[START OF SUPPLIED RECORDS]

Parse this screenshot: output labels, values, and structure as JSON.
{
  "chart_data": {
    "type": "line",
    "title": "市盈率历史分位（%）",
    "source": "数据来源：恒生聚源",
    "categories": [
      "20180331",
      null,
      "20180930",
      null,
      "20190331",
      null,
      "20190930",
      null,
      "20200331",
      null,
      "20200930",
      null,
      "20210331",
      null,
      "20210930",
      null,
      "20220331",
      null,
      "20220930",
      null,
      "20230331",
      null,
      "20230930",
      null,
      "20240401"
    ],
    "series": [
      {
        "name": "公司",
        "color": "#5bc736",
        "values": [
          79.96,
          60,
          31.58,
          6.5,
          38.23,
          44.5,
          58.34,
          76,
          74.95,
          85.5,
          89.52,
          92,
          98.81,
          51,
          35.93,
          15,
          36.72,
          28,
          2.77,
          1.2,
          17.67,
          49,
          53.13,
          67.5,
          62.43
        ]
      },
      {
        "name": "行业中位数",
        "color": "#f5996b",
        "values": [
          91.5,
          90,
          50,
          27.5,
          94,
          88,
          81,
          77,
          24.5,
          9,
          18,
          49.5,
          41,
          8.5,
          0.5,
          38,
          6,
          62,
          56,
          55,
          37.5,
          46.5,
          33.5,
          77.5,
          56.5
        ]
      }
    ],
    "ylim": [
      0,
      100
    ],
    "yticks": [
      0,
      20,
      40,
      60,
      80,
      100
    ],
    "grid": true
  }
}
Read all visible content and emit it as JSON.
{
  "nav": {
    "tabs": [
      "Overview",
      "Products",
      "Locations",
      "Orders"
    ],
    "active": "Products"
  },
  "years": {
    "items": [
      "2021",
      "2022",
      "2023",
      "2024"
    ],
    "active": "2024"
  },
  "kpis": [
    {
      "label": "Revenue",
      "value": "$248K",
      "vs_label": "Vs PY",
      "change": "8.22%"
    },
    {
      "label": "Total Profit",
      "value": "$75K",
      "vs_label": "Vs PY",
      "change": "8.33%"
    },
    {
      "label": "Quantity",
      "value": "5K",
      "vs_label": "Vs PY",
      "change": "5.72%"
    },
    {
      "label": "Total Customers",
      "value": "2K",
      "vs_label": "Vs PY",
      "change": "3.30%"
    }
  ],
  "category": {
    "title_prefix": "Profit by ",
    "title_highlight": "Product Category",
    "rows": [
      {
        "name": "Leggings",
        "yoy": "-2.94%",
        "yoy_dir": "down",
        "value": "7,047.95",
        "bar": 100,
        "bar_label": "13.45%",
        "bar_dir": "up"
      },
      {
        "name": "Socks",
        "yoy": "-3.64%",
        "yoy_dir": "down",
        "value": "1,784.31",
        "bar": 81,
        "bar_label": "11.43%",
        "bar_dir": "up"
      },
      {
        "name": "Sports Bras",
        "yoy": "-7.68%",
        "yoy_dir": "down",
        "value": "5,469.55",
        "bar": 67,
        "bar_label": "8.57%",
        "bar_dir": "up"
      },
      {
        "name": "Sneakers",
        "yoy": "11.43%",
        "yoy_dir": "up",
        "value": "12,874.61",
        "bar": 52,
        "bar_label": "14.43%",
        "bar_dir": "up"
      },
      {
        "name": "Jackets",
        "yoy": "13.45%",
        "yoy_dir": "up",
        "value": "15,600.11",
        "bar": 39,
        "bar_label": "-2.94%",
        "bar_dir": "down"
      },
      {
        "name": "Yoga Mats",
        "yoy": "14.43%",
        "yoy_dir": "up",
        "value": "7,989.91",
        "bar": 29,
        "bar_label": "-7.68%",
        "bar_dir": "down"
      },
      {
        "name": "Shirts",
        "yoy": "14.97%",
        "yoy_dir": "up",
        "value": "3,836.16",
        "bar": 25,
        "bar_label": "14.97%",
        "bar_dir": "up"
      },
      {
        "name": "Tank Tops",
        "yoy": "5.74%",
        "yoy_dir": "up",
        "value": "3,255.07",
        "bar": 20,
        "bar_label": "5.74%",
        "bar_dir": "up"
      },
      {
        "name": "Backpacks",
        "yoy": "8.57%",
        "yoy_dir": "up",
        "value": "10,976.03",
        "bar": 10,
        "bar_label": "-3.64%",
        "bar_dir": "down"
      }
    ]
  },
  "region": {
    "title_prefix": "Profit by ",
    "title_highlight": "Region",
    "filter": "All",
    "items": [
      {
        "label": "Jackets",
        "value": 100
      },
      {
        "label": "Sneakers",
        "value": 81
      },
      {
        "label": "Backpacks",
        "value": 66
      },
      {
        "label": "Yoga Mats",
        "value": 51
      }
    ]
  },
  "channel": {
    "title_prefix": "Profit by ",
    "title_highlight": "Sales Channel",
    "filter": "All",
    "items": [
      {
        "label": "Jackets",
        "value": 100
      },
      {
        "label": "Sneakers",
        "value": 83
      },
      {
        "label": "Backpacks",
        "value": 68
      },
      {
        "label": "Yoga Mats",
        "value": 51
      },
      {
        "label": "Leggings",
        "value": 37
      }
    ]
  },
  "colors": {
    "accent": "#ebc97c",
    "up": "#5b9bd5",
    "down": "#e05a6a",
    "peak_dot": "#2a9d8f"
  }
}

[END OF SUPPLIED RECORDS]

> _YOUR TASK_
Copy out every line in the entries above that holds "change".

> _RESULT FOR THIS EXERCISE_
      "change": "8.22%"
      "change": "8.33%"
      "change": "5.72%"
      "change": "3.30%"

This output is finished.